───── Records shown

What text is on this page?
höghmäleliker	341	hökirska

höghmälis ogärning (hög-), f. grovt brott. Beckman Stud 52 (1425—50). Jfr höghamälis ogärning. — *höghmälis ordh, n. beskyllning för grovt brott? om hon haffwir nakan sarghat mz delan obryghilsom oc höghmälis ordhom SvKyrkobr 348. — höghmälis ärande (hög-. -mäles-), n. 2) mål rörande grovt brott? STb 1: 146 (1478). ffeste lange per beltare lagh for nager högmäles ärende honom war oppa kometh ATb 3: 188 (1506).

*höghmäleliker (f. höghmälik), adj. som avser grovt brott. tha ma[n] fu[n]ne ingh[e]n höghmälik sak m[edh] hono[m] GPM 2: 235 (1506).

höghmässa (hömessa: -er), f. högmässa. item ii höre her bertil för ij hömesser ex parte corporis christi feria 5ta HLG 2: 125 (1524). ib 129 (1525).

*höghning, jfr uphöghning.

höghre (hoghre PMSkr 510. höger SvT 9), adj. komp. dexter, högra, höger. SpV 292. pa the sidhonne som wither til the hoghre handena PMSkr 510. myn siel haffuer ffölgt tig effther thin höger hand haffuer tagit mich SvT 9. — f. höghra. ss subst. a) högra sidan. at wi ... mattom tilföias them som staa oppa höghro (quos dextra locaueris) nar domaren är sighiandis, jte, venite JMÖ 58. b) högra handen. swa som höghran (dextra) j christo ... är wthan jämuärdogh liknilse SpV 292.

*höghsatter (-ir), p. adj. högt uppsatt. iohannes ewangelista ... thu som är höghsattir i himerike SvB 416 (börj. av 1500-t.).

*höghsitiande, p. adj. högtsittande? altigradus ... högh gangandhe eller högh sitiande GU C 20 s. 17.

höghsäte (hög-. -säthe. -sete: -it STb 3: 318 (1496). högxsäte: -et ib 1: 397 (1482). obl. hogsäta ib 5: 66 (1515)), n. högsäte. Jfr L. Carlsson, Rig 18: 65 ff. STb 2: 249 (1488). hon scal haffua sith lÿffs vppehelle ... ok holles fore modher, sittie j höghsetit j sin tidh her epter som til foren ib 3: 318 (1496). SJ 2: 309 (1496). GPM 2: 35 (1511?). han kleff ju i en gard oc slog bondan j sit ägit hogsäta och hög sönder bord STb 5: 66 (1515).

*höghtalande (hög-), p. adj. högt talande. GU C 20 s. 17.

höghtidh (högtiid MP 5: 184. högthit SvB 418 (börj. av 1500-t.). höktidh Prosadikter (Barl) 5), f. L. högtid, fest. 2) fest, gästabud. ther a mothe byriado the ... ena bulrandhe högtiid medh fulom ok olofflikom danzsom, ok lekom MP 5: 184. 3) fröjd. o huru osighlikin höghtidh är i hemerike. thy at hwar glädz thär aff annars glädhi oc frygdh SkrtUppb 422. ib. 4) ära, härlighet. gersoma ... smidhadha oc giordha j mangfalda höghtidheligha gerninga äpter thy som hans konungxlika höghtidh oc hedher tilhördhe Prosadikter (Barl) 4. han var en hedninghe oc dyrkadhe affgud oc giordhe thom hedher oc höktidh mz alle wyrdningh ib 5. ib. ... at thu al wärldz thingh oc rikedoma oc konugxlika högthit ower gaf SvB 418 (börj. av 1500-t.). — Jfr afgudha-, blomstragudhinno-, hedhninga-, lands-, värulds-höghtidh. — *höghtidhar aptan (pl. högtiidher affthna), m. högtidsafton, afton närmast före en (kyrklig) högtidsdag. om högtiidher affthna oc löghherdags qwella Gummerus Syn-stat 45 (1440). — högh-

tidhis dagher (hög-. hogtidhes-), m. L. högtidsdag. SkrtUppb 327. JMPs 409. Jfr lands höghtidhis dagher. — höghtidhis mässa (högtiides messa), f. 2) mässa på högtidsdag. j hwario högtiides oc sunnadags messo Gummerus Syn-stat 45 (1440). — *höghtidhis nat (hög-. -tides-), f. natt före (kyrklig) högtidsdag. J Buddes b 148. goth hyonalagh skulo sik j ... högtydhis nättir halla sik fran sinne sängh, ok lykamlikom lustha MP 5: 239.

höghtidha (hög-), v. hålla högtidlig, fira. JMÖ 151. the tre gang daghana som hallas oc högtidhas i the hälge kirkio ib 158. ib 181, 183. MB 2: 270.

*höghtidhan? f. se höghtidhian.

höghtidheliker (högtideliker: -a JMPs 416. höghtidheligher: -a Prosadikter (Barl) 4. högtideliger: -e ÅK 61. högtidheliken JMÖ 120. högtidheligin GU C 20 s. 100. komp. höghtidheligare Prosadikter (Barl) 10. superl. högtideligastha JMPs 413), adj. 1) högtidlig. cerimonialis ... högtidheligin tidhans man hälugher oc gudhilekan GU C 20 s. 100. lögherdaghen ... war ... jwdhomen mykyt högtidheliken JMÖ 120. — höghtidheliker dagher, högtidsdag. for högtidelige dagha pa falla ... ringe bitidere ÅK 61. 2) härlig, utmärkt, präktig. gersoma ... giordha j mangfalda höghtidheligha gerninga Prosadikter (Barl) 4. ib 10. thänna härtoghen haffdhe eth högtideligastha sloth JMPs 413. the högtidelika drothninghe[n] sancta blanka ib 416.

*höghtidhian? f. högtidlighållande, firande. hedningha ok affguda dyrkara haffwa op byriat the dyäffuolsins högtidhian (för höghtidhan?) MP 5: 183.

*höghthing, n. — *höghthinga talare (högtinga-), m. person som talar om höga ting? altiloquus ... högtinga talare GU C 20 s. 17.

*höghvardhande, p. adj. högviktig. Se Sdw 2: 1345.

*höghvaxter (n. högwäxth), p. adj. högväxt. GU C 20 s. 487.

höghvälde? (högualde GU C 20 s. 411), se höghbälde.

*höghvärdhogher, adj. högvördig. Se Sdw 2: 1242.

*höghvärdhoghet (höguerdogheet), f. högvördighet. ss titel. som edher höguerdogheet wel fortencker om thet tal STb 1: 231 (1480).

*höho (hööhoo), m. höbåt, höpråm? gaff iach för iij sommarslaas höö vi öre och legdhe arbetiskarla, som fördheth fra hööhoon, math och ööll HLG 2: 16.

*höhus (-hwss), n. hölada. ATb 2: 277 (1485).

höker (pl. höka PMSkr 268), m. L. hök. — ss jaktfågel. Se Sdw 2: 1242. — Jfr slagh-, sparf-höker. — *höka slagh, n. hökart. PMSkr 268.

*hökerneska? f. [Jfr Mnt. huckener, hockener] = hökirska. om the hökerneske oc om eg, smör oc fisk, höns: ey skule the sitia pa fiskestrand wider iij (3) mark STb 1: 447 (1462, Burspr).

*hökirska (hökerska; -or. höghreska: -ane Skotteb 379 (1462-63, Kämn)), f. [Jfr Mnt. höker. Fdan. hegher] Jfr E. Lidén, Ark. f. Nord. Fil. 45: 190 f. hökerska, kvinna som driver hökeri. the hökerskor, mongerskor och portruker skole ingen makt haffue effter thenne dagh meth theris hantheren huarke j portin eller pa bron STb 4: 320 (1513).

──────────

Exercise objective = Reproduce the records in full, exactly as written.

Answer =
What text is on this page?
höghmäleliker	341	hökirska

höghmälis ogärning (hög-), f. grovt brott. Beckman Stud 52 (1425—50). Jfr höghamälis ogärning. — *höghmälis ordh, n. beskyllning för grovt brott? om hon haffwir nakan sarghat mz delan obryghilsom oc höghmälis ordhom SvKyrkobr 348. — höghmälis ärande (hög-. -mäles-), n. 2) mål rörande grovt brott? STb 1: 146 (1478). ffeste lange per beltare lagh for nager högmäles ärende honom war oppa kometh ATb 3: 188 (1506).

*höghmäleliker (f. höghmälik), adj. som avser grovt brott. tha ma[n] fu[n]ne ingh[e]n höghmälik sak m[edh] hono[m] GPM 2: 235 (1506).

höghmässa (hömessa: -er), f. högmässa. item ii höre her bertil för ij hömesser ex parte corporis christi feria 5ta HLG 2: 125 (1524). ib 129 (1525).

*höghning, jfr uphöghning.

höghre (hoghre PMSkr 510. höger SvT 9), adj. komp. dexter, högra, höger. SpV 292. pa the sidhonne som wither til the hoghre handena PMSkr 510. myn siel haffuer ffölgt tig effther thin höger hand haffuer tagit mich SvT 9. — f. höghra. ss subst. a) högra sidan. at wi ... mattom tilföias them som staa oppa höghro (quos dextra locaueris) nar domaren är sighiandis, jte, venite JMÖ 58. b) högra handen. swa som höghran (dextra) j christo ... är wthan jämuärdogh liknilse SpV 292.

*höghsatter (-ir), p. adj. högt uppsatt. iohannes ewangelista ... thu som är höghsattir i himerike SvB 416 (börj. av 1500-t.).

*höghsitiande, p. adj. högtsittande? altigradus ... högh gangandhe eller högh sitiande GU C 20 s. 17.

höghsäte (hög-. -säthe. -sete: -it STb 3: 318 (1496). högxsäte: -et ib 1: 397 (1482). obl. hogsäta ib 5: 66 (1515)), n. högsäte. Jfr L. Carlsson, Rig 18: 65 ff. STb 2: 249 (1488). hon scal haffua sith lÿffs vppehelle ... ok holles fore modher, sittie j höghsetit j sin tidh her epter som til foren ib 3: 318 (1496). SJ 2: 309 (1496). GPM 2: 35 (1511?). han kleff ju i en gard oc slog bondan j sit ägit hogsäta och hög sönder bord STb 5: 66 (1515).

*höghtalande (hög-), p. adj. högt talande. GU C 20 s. 17.

höghtidh (högtiid MP 5: 184. högthit SvB 418 (börj. av 1500-t.). höktidh Prosadikter (Barl) 5), f. L. högtid, fest. 2) fest, gästabud. ther a mothe byriado the ... ena bulrandhe högtiid medh fulom ok olofflikom danzsom, ok lekom MP 5: 184. 3) fröjd. o huru osighlikin höghtidh är i hemerike. thy at hwar glädz thär aff annars glädhi oc frygdh SkrtUppb 422. ib. 4) ära, härlighet. gersoma ... smidhadha oc giordha j mangfalda höghtidheligha gerninga äpter thy som hans konungxlika höghtidh oc hedher tilhördhe Prosadikter (Barl) 4. han var en hedninghe oc dyrkadhe affgud oc giordhe thom hedher oc höktidh mz alle wyrdningh ib 5. ib. ... at thu al wärldz thingh oc rikedoma oc konugxlika högthit ower gaf SvB 418 (börj. av 1500-t.). — Jfr afgudha-, blomstragudhinno-, hedhninga-, lands-, värulds-höghtidh. — *höghtidhar aptan (pl. högtiidher affthna), m. högtidsafton, afton närmast före en (kyrklig) högtidsdag. om högtiidher affthna oc löghherdags qwella Gummerus Syn-stat 45 (1440). — högh-

tidhis dagher (hög-. hogtidhes-), m. L. högtidsdag. SkrtUppb 327. JMPs 409. Jfr lands höghtidhis dagher. — höghtidhis mässa (högtiides messa), f. 2) mässa på högtidsdag. j hwario högtiides oc sunnadags messo Gummerus Syn-stat 45 (1440). — *höghtidhis nat (hög-. -tides-), f. natt före (kyrklig) högtidsdag. J Buddes b 148. goth hyonalagh skulo sik j ... högtydhis nättir halla sik fran sinne sängh, ok lykamlikom lustha MP 5: 239.

höghtidha (hög-), v. hålla högtidlig, fira. JMÖ 151. the tre gang daghana som hallas oc högtidhas i the hälge kirkio ib 158. ib 181, 183. MB 2: 270.

*höghtidhan? f. se höghtidhian.

höghtidheliker (högtideliker: -a JMPs 416. höghtidheligher: -a Prosadikter (Barl) 4. högtideliger: -e ÅK 61. högtidheliken JMÖ 120. högtidheligin GU C 20 s. 100. komp. höghtidheligare Prosadikter (Barl) 10. superl. högtideligastha JMPs 413), adj. 1) högtidlig. cerimonialis ... högtidheligin tidhans man hälugher oc gudhilekan GU C 20 s. 100. lögherdaghen ... war ... jwdhomen mykyt högtidheliken JMÖ 120. — höghtidheliker dagher, högtidsdag. for högtidelige dagha pa falla ... ringe bitidere ÅK 61. 2) härlig, utmärkt, präktig. gersoma ... giordha j mangfalda höghtidheligha gerninga Prosadikter (Barl) 4. ib 10. thänna härtoghen haffdhe eth högtideligastha sloth JMPs 413. the högtidelika drothninghe[n] sancta blanka ib 416.

*höghtidhian? f. högtidlighållande, firande. hedningha ok affguda dyrkara haffwa op byriat the dyäffuolsins högtidhian (för höghtidhan?) MP 5: 183.

*höghthing, n. — *höghthinga talare (högtinga-), m. person som talar om höga ting? altiloquus ... högtinga talare GU C 20 s. 17.

*höghvardhande, p. adj. högviktig. Se Sdw 2: 1345.

*höghvaxter (n. högwäxth), p. adj. högväxt. GU C 20 s. 487.

höghvälde? (högualde GU C 20 s. 411), se höghbälde.

*höghvärdhogher, adj. högvördig. Se Sdw 2: 1242.

*höghvärdhoghet (höguerdogheet), f. högvördighet. ss titel. som edher höguerdogheet wel fortencker om thet tal STb 1: 231 (1480).

*höho (hööhoo), m. höbåt, höpråm? gaff iach för iij sommarslaas höö vi öre och legdhe arbetiskarla, som fördheth fra hööhoon, math och ööll HLG 2: 16.

*höhus (-hwss), n. hölada. ATb 2: 277 (1485).

höker (pl. höka PMSkr 268), m. L. hök. — ss jaktfågel. Se Sdw 2: 1242. — Jfr slagh-, sparf-höker. — *höka slagh, n. hökart. PMSkr 268.

*hökerneska? f. [Jfr Mnt. huckener, hockener] = hökirska. om the hökerneske oc om eg, smör oc fisk, höns: ey skule the sitia pa fiskestrand wider iij (3) mark STb 1: 447 (1462, Burspr).

*hökirska (hökerska; -or. höghreska: -ane Skotteb 379 (1462-63, Kämn)), f. [Jfr Mnt. höker. Fdan. hegher] Jfr E. Lidén, Ark. f. Nord. Fil. 45: 190 f. hökerska, kvinna som driver hökeri. the hökerskor, mongerskor och portruker skole ingen makt haffue effter thenne dagh meth theris hantheren huarke j portin eller pa bron STb 4: 320 (1513).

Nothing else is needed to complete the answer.